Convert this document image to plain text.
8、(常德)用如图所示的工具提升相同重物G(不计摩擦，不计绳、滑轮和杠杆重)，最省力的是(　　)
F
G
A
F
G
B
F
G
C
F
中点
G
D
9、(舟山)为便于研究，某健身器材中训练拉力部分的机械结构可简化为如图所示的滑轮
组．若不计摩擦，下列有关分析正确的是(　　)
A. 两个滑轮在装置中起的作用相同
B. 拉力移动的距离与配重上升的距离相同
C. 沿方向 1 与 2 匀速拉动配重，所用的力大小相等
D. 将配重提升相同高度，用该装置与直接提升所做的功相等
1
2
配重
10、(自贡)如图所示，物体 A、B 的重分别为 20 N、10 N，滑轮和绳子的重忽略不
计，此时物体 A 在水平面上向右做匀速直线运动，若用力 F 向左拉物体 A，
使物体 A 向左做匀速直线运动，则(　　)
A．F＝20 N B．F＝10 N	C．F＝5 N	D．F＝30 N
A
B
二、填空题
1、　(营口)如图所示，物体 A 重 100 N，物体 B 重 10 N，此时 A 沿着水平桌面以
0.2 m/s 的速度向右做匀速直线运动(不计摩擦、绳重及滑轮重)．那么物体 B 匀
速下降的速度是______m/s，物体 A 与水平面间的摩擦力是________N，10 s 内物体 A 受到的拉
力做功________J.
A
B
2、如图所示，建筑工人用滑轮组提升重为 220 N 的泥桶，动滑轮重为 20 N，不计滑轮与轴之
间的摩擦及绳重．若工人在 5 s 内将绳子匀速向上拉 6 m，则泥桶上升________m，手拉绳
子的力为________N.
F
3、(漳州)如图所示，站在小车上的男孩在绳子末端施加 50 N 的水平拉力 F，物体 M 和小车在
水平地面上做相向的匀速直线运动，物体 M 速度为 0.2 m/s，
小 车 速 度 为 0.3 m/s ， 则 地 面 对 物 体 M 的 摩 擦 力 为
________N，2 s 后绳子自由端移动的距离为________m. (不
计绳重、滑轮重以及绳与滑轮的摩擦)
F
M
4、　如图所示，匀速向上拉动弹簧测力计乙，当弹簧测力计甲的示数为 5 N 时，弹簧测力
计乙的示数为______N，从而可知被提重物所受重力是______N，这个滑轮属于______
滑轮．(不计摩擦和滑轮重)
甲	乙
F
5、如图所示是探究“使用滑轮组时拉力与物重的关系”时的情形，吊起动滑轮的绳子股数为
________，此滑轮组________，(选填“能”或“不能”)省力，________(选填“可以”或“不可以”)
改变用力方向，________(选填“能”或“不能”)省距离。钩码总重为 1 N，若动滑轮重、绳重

------------

What you need to do — Repeat all of the entries exactly.

Solution to the problem —
Convert this document image to plain text.
8、(常德)用如图所示的工具提升相同重物G(不计摩擦，不计绳、滑轮和杠杆重)，最省力的是(　　)
F
G
A
F
G
B
F
G
C
F
中点
G
D
9、(舟山)为便于研究，某健身器材中训练拉力部分的机械结构可简化为如图所示的滑轮
组．若不计摩擦，下列有关分析正确的是(　　)
A. 两个滑轮在装置中起的作用相同
B. 拉力移动的距离与配重上升的距离相同
C. 沿方向 1 与 2 匀速拉动配重，所用的力大小相等
D. 将配重提升相同高度，用该装置与直接提升所做的功相等
1
2
配重
10、(自贡)如图所示，物体 A、B 的重分别为 20 N、10 N，滑轮和绳子的重忽略不
计，此时物体 A 在水平面上向右做匀速直线运动，若用力 F 向左拉物体 A，
使物体 A 向左做匀速直线运动，则(　　)
A．F＝20 N B．F＝10 N	C．F＝5 N	D．F＝30 N
A
B
二、填空题
1、　(营口)如图所示，物体 A 重 100 N，物体 B 重 10 N，此时 A 沿着水平桌面以
0.2 m/s 的速度向右做匀速直线运动(不计摩擦、绳重及滑轮重)．那么物体 B 匀
速下降的速度是______m/s，物体 A 与水平面间的摩擦力是________N，10 s 内物体 A 受到的拉
力做功________J.
A
B
2、如图所示，建筑工人用滑轮组提升重为 220 N 的泥桶，动滑轮重为 20 N，不计滑轮与轴之
间的摩擦及绳重．若工人在 5 s 内将绳子匀速向上拉 6 m，则泥桶上升________m，手拉绳
子的力为________N.
F
3、(漳州)如图所示，站在小车上的男孩在绳子末端施加 50 N 的水平拉力 F，物体 M 和小车在
水平地面上做相向的匀速直线运动，物体 M 速度为 0.2 m/s，
小 车 速 度 为 0.3 m/s ， 则 地 面 对 物 体 M 的 摩 擦 力 为
________N，2 s 后绳子自由端移动的距离为________m. (不
计绳重、滑轮重以及绳与滑轮的摩擦)
F
M
4、　如图所示，匀速向上拉动弹簧测力计乙，当弹簧测力计甲的示数为 5 N 时，弹簧测力
计乙的示数为______N，从而可知被提重物所受重力是______N，这个滑轮属于______
滑轮．(不计摩擦和滑轮重)
甲	乙
F
5、如图所示是探究“使用滑轮组时拉力与物重的关系”时的情形，吊起动滑轮的绳子股数为
________，此滑轮组________，(选填“能”或“不能”)省力，________(选填“可以”或“不可以”)
改变用力方向，________(选填“能”或“不能”)省距离。钩码总重为 1 N，若动滑轮重、绳重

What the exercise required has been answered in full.